What you will do:
Find and copy every line in the records that includes the string "Дополнения".

Given information:
════════
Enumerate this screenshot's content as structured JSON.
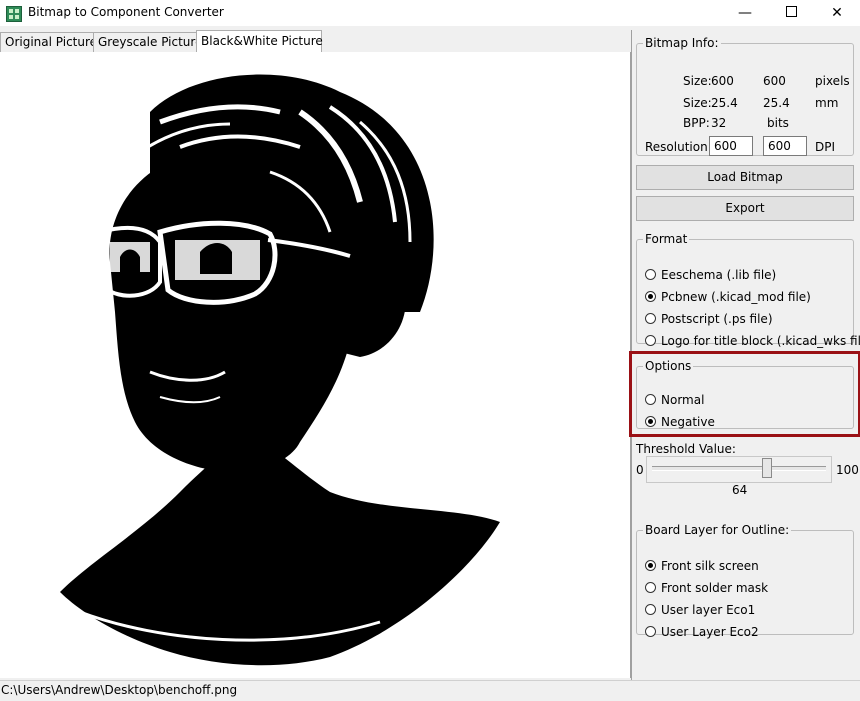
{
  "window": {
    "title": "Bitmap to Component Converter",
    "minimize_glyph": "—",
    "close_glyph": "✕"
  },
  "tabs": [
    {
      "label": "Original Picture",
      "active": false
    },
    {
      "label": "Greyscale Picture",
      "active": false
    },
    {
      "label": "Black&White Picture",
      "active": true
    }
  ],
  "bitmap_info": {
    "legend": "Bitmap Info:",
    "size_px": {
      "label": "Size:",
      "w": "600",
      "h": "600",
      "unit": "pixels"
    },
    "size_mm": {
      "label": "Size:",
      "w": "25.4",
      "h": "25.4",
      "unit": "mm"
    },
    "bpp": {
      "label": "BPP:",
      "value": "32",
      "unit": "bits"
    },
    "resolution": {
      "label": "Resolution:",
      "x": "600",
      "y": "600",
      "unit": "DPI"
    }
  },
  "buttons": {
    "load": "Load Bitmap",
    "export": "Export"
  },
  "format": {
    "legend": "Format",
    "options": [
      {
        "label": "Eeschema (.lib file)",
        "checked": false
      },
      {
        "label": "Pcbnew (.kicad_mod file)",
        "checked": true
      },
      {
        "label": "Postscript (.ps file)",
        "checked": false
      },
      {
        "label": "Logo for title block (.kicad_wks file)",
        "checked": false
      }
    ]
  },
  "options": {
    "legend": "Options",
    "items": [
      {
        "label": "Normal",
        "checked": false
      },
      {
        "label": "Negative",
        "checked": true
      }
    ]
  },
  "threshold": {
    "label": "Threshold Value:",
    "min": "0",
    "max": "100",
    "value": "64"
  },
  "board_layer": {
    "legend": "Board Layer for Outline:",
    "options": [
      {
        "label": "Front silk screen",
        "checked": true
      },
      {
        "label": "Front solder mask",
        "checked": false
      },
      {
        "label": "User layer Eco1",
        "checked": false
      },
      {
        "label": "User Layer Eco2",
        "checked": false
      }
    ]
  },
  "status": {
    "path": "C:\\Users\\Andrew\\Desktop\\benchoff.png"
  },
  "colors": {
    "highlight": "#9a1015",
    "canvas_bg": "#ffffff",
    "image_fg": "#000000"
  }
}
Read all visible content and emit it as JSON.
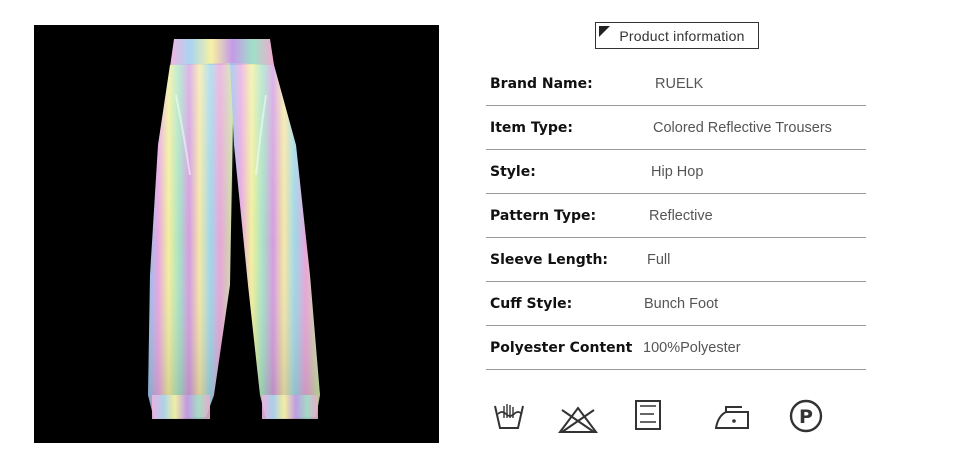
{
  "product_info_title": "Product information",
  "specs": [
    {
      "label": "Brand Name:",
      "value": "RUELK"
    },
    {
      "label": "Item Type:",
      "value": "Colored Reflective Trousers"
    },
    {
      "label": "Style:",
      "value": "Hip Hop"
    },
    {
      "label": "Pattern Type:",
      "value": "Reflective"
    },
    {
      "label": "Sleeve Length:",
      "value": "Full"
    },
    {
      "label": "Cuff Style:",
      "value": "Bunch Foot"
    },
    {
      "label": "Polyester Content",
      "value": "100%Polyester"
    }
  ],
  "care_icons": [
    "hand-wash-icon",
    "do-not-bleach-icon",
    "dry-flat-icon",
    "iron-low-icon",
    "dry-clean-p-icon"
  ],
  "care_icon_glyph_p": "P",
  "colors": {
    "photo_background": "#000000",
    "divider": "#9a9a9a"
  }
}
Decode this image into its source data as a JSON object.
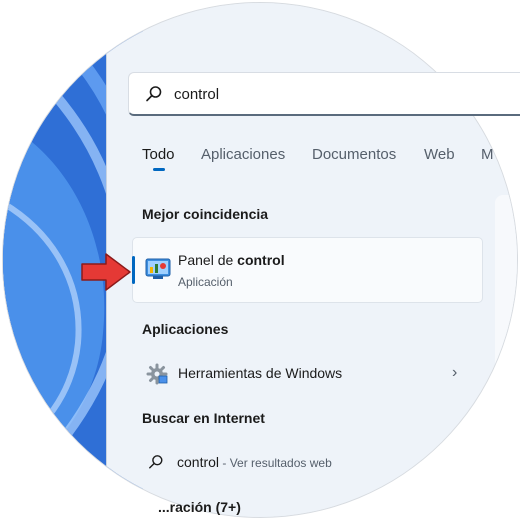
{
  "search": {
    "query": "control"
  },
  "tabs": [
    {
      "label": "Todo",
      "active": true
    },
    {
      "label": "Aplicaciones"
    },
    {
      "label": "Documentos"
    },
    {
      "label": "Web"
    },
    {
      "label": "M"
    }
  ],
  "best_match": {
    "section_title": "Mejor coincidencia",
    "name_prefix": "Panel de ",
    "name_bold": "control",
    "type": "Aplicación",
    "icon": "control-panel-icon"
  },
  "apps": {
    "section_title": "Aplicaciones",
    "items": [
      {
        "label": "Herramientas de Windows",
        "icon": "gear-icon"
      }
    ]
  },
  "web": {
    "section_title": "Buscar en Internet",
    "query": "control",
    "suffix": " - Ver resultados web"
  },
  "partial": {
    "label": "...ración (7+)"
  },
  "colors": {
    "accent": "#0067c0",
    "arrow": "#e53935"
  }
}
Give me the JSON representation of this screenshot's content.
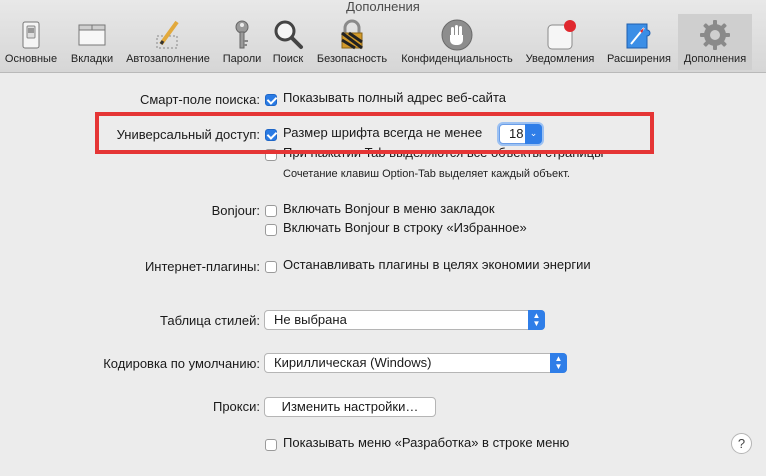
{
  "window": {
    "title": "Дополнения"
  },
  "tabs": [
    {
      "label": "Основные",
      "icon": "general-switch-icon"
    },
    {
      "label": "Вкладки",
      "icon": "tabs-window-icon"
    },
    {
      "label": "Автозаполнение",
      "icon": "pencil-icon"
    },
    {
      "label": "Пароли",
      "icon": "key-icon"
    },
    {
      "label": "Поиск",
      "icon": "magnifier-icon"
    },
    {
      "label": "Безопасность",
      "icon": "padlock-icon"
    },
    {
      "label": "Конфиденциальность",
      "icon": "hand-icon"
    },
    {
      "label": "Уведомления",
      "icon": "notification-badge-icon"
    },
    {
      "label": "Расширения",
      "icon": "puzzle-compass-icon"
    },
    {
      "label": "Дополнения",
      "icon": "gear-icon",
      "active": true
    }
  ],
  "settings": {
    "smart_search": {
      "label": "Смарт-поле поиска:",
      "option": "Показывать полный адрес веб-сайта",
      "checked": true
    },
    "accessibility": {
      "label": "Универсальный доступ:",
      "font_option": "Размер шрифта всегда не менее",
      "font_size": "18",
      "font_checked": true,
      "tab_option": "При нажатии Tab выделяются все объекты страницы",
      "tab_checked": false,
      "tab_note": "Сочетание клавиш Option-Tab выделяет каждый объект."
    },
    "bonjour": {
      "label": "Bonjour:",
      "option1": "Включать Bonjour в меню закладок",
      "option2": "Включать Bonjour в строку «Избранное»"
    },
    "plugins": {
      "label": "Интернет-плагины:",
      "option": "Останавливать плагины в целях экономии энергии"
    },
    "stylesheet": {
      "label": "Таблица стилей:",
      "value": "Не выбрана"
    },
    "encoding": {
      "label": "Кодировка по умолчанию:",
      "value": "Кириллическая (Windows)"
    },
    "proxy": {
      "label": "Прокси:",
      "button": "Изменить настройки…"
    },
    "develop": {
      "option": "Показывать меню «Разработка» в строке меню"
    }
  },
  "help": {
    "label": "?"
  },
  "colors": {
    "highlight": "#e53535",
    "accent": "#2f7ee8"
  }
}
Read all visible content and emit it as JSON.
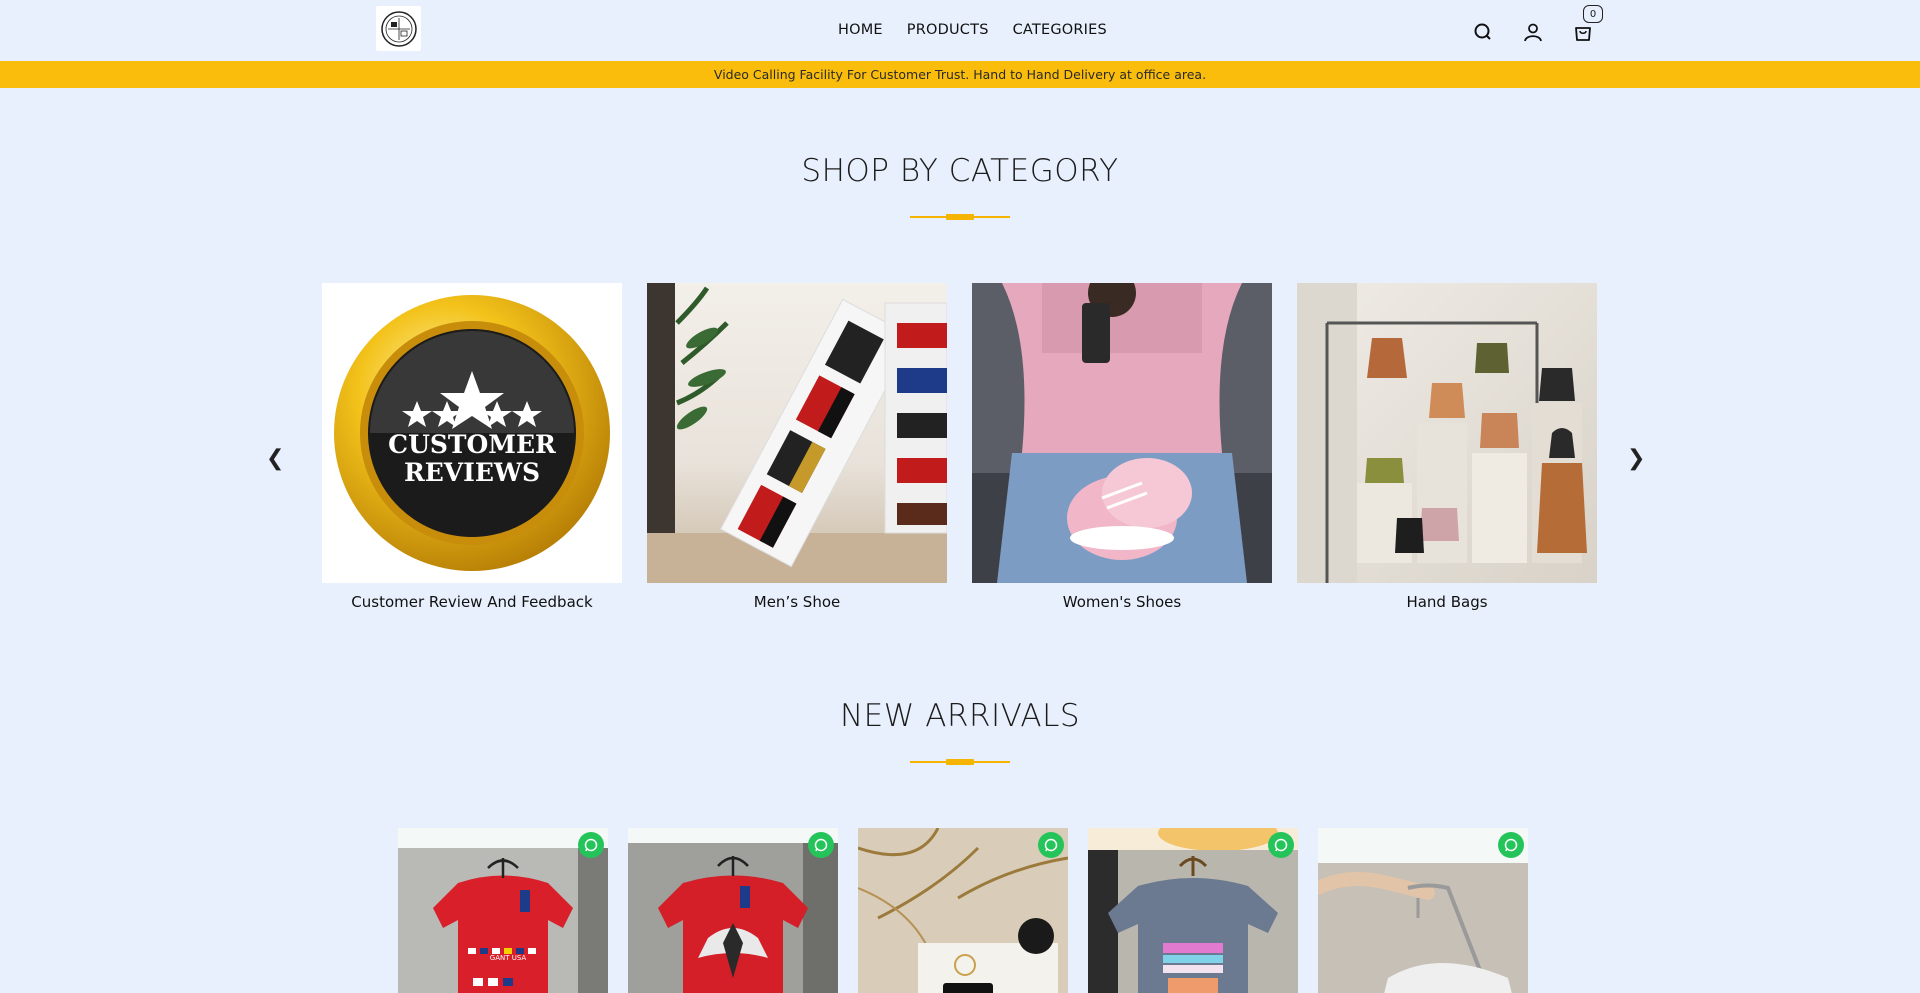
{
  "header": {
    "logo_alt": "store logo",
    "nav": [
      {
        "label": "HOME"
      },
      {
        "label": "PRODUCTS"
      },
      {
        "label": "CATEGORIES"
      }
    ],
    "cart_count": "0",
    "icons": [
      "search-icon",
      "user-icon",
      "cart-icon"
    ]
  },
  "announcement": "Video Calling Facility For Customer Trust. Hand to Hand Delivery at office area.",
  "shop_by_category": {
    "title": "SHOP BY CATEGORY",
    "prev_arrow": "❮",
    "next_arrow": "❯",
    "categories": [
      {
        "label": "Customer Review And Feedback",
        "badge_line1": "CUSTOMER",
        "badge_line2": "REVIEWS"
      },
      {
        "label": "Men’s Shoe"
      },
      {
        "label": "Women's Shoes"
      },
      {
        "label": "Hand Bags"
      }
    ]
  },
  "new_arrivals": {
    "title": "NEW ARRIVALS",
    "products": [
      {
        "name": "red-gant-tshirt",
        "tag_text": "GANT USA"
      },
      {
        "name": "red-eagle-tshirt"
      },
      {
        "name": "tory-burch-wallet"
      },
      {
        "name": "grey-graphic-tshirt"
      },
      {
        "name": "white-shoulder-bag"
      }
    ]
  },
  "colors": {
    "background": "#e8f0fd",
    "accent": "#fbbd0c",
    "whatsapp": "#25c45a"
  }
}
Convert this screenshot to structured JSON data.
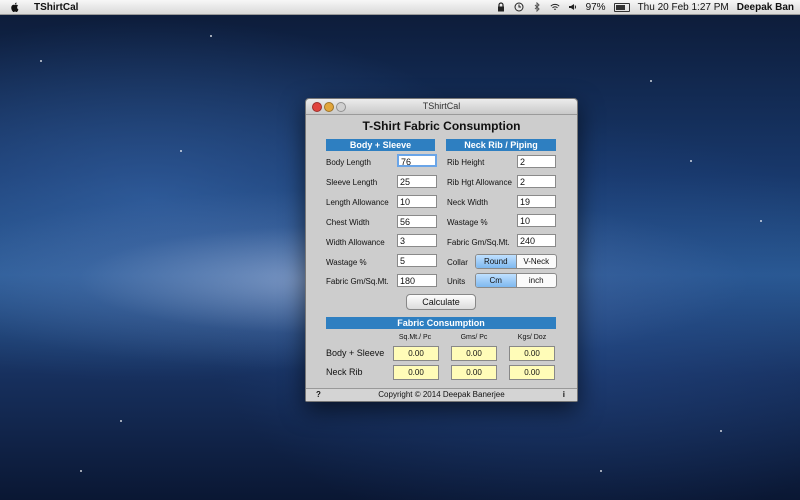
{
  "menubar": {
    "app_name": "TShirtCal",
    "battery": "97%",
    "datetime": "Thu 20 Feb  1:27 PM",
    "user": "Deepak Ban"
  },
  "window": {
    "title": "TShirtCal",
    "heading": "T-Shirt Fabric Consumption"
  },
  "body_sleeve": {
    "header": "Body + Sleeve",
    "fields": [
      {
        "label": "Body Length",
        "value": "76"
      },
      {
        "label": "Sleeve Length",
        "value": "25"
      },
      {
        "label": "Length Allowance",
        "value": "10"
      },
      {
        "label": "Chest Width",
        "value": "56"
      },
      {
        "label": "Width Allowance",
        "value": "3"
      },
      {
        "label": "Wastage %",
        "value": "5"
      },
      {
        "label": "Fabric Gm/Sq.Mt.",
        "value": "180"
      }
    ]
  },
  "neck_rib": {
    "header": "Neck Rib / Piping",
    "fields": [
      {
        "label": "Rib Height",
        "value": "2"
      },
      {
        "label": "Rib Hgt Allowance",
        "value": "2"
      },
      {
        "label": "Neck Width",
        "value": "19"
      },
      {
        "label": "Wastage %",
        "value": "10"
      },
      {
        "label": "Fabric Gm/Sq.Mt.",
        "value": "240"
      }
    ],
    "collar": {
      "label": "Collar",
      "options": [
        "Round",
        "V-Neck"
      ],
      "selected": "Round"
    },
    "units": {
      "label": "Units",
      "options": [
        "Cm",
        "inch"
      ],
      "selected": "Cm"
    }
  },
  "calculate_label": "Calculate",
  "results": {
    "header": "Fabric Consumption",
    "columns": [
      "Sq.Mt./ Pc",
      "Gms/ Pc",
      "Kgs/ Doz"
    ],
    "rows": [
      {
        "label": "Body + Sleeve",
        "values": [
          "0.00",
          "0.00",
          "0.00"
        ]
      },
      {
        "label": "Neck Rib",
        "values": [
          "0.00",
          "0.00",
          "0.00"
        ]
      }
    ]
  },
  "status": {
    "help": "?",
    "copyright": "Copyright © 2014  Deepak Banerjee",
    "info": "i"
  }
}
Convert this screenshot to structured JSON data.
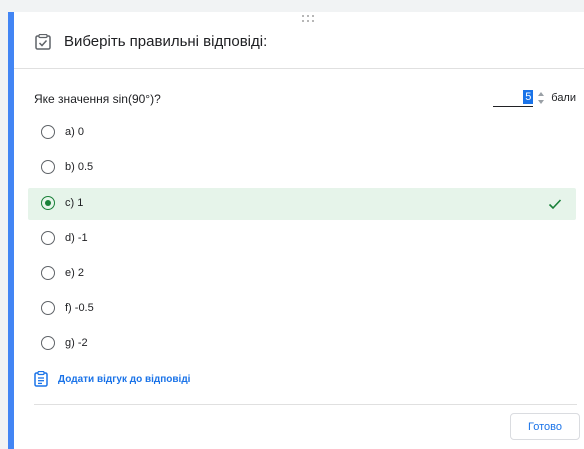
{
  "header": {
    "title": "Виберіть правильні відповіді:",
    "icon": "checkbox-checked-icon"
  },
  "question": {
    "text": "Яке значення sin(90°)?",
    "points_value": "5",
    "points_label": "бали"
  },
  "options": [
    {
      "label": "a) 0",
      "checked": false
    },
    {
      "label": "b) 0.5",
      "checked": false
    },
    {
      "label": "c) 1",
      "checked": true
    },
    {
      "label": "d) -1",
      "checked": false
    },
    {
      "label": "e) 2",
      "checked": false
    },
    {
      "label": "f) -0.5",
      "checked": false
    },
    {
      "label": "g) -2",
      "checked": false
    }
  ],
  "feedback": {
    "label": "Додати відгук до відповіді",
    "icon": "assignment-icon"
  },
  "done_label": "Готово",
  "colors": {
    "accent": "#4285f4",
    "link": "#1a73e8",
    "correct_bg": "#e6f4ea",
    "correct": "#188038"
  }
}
════════
Result for this task:
    "title": "Дополнения"
      "label": "Дополнения",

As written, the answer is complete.